-------- DATA FOR THIS TASK
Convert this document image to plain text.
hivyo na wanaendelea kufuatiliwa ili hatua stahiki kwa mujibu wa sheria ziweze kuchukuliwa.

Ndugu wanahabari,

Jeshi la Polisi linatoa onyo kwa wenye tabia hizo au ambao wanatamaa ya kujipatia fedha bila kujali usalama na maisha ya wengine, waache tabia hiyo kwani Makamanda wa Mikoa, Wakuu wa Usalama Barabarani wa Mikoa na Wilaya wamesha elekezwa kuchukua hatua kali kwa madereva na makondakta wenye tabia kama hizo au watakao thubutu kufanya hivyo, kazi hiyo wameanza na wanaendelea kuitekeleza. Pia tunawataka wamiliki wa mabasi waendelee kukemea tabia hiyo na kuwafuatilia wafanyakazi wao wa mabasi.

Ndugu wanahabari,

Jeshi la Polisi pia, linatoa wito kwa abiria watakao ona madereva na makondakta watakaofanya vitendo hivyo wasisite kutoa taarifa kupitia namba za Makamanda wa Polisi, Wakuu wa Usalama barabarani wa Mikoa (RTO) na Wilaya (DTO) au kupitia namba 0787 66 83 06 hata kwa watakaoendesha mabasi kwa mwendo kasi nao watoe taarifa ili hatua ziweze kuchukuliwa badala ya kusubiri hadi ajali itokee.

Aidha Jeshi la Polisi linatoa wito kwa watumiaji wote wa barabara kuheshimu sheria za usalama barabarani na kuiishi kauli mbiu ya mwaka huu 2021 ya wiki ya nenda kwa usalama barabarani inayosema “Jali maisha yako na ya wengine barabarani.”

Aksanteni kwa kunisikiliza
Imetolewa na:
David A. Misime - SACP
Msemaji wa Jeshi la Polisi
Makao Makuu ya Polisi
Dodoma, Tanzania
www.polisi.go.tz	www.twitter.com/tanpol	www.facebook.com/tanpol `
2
----------------
▶ **SET PROBLEM**:
Repeat the data exactly. Leave nothing out.

▶ **TASK OUTPUT**:
Convert this document image to plain text.
hivyo na wanaendelea kufuatiliwa ili hatua stahiki kwa mujibu wa sheria ziweze kuchukuliwa.

Ndugu wanahabari,

Jeshi la Polisi linatoa onyo kwa wenye tabia hizo au ambao wanatamaa ya kujipatia fedha bila kujali usalama na maisha ya wengine, waache tabia hiyo kwani Makamanda wa Mikoa, Wakuu wa Usalama Barabarani wa Mikoa na Wilaya wamesha elekezwa kuchukua hatua kali kwa madereva na makondakta wenye tabia kama hizo au watakao thubutu kufanya hivyo, kazi hiyo wameanza na wanaendelea kuitekeleza. Pia tunawataka wamiliki wa mabasi waendelee kukemea tabia hiyo na kuwafuatilia wafanyakazi wao wa mabasi.

Ndugu wanahabari,

Jeshi la Polisi pia, linatoa wito kwa abiria watakao ona madereva na makondakta watakaofanya vitendo hivyo wasisite kutoa taarifa kupitia namba za Makamanda wa Polisi, Wakuu wa Usalama barabarani wa Mikoa (RTO) na Wilaya (DTO) au kupitia namba 0787 66 83 06 hata kwa watakaoendesha mabasi kwa mwendo kasi nao watoe taarifa ili hatua ziweze kuchukuliwa badala ya kusubiri hadi ajali itokee.

Aidha Jeshi la Polisi linatoa wito kwa watumiaji wote wa barabara kuheshimu sheria za usalama barabarani na kuiishi kauli mbiu ya mwaka huu 2021 ya wiki ya nenda kwa usalama barabarani inayosema “Jali maisha yako na ya wengine barabarani.”

Aksanteni kwa kunisikiliza
Imetolewa na:
David A. Misime - SACP
Msemaji wa Jeshi la Polisi
Makao Makuu ya Polisi
Dodoma, Tanzania
www.polisi.go.tz	www.twitter.com/tanpol	www.facebook.com/tanpol `
2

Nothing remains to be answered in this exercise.